TASK TO COMPLETE >> Copy out all of the material exactly.

-- Start TASK MATERIAL --

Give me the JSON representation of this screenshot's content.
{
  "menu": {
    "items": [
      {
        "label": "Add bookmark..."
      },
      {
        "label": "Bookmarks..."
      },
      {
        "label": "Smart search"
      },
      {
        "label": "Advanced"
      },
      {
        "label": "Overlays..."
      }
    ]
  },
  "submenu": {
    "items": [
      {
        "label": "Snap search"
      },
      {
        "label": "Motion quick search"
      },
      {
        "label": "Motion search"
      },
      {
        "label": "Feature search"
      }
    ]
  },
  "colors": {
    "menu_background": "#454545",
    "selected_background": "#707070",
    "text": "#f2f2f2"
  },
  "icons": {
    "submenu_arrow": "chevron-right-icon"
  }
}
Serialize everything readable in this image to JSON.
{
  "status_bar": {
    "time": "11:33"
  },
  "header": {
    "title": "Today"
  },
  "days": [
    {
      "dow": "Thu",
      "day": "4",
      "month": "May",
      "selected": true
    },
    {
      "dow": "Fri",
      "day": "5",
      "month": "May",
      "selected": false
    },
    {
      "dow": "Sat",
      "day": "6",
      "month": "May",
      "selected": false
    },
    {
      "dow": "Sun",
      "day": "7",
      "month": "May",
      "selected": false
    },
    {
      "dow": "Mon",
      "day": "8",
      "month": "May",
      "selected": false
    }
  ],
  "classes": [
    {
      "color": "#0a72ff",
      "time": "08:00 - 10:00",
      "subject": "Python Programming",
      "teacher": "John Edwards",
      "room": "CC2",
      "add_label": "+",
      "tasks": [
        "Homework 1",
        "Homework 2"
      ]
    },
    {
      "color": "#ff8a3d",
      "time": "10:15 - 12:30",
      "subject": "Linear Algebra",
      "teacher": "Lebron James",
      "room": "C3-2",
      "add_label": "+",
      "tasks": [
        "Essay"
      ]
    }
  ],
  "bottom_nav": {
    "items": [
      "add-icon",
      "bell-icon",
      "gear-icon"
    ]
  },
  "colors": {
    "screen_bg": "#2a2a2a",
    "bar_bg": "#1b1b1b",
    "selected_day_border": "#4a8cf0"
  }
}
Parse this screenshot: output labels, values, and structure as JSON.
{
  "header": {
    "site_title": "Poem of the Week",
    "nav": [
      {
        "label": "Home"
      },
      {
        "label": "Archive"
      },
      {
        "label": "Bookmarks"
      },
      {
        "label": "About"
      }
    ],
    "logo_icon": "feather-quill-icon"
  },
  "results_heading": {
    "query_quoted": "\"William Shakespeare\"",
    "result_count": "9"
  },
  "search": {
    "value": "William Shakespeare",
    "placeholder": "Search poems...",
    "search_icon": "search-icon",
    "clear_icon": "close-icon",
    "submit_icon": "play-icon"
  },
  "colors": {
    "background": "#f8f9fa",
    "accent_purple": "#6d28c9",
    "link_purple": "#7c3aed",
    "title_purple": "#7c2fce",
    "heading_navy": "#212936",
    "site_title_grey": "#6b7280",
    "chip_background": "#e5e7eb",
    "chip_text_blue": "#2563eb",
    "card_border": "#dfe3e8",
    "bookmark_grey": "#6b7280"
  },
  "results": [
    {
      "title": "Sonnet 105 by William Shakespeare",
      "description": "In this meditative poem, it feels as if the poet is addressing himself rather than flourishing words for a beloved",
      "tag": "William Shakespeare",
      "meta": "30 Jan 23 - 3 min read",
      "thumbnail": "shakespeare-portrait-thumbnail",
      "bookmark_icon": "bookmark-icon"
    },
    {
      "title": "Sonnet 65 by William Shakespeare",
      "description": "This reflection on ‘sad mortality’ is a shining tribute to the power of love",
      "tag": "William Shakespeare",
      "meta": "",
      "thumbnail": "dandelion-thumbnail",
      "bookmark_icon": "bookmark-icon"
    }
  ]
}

-- End TASK MATERIAL --

TASK RESULT >>
Give me the JSON representation of this screenshot's content.
{
  "menu": {
    "items": [
      {
        "label": "Add bookmark..."
      },
      {
        "label": "Bookmarks..."
      },
      {
        "label": "Smart search"
      },
      {
        "label": "Advanced"
      },
      {
        "label": "Overlays..."
      }
    ]
  },
  "submenu": {
    "items": [
      {
        "label": "Snap search"
      },
      {
        "label": "Motion quick search"
      },
      {
        "label": "Motion search"
      },
      {
        "label": "Feature search"
      }
    ]
  },
  "colors": {
    "menu_background": "#454545",
    "selected_background": "#707070",
    "text": "#f2f2f2"
  },
  "icons": {
    "submenu_arrow": "chevron-right-icon"
  }
}
Serialize everything readable in this image to JSON.
{
  "status_bar": {
    "time": "11:33"
  },
  "header": {
    "title": "Today"
  },
  "days": [
    {
      "dow": "Thu",
      "day": "4",
      "month": "May",
      "selected": true
    },
    {
      "dow": "Fri",
      "day": "5",
      "month": "May",
      "selected": false
    },
    {
      "dow": "Sat",
      "day": "6",
      "month": "May",
      "selected": false
    },
    {
      "dow": "Sun",
      "day": "7",
      "month": "May",
      "selected": false
    },
    {
      "dow": "Mon",
      "day": "8",
      "month": "May",
      "selected": false
    }
  ],
  "classes": [
    {
      "color": "#0a72ff",
      "time": "08:00 - 10:00",
      "subject": "Python Programming",
      "teacher": "John Edwards",
      "room": "CC2",
      "add_label": "+",
      "tasks": [
        "Homework 1",
        "Homework 2"
      ]
    },
    {
      "color": "#ff8a3d",
      "time": "10:15 - 12:30",
      "subject": "Linear Algebra",
      "teacher": "Lebron James",
      "room": "C3-2",
      "add_label": "+",
      "tasks": [
        "Essay"
      ]
    }
  ],
  "bottom_nav": {
    "items": [
      "add-icon",
      "bell-icon",
      "gear-icon"
    ]
  },
  "colors": {
    "screen_bg": "#2a2a2a",
    "bar_bg": "#1b1b1b",
    "selected_day_border": "#4a8cf0"
  }
}
Parse this screenshot: output labels, values, and structure as JSON.
{
  "header": {
    "site_title": "Poem of the Week",
    "nav": [
      {
        "label": "Home"
      },
      {
        "label": "Archive"
      },
      {
        "label": "Bookmarks"
      },
      {
        "label": "About"
      }
    ],
    "logo_icon": "feather-quill-icon"
  },
  "results_heading": {
    "query_quoted": "\"William Shakespeare\"",
    "result_count": "9"
  },
  "search": {
    "value": "William Shakespeare",
    "placeholder": "Search poems...",
    "search_icon": "search-icon",
    "clear_icon": "close-icon",
    "submit_icon": "play-icon"
  },
  "colors": {
    "background": "#f8f9fa",
    "accent_purple": "#6d28c9",
    "link_purple": "#7c3aed",
    "title_purple": "#7c2fce",
    "heading_navy": "#212936",
    "site_title_grey": "#6b7280",
    "chip_background": "#e5e7eb",
    "chip_text_blue": "#2563eb",
    "card_border": "#dfe3e8",
    "bookmark_grey": "#6b7280"
  },
  "results": [
    {
      "title": "Sonnet 105 by William Shakespeare",
      "description": "In this meditative poem, it feels as if the poet is addressing himself rather than flourishing words for a beloved",
      "tag": "William Shakespeare",
      "meta": "30 Jan 23 - 3 min read",
      "thumbnail": "shakespeare-portrait-thumbnail",
      "bookmark_icon": "bookmark-icon"
    },
    {
      "title": "Sonnet 65 by William Shakespeare",
      "description": "This reflection on ‘sad mortality’ is a shining tribute to the power of love",
      "tag": "William Shakespeare",
      "meta": "",
      "thumbnail": "dandelion-thumbnail",
      "bookmark_icon": "bookmark-icon"
    }
  ]
}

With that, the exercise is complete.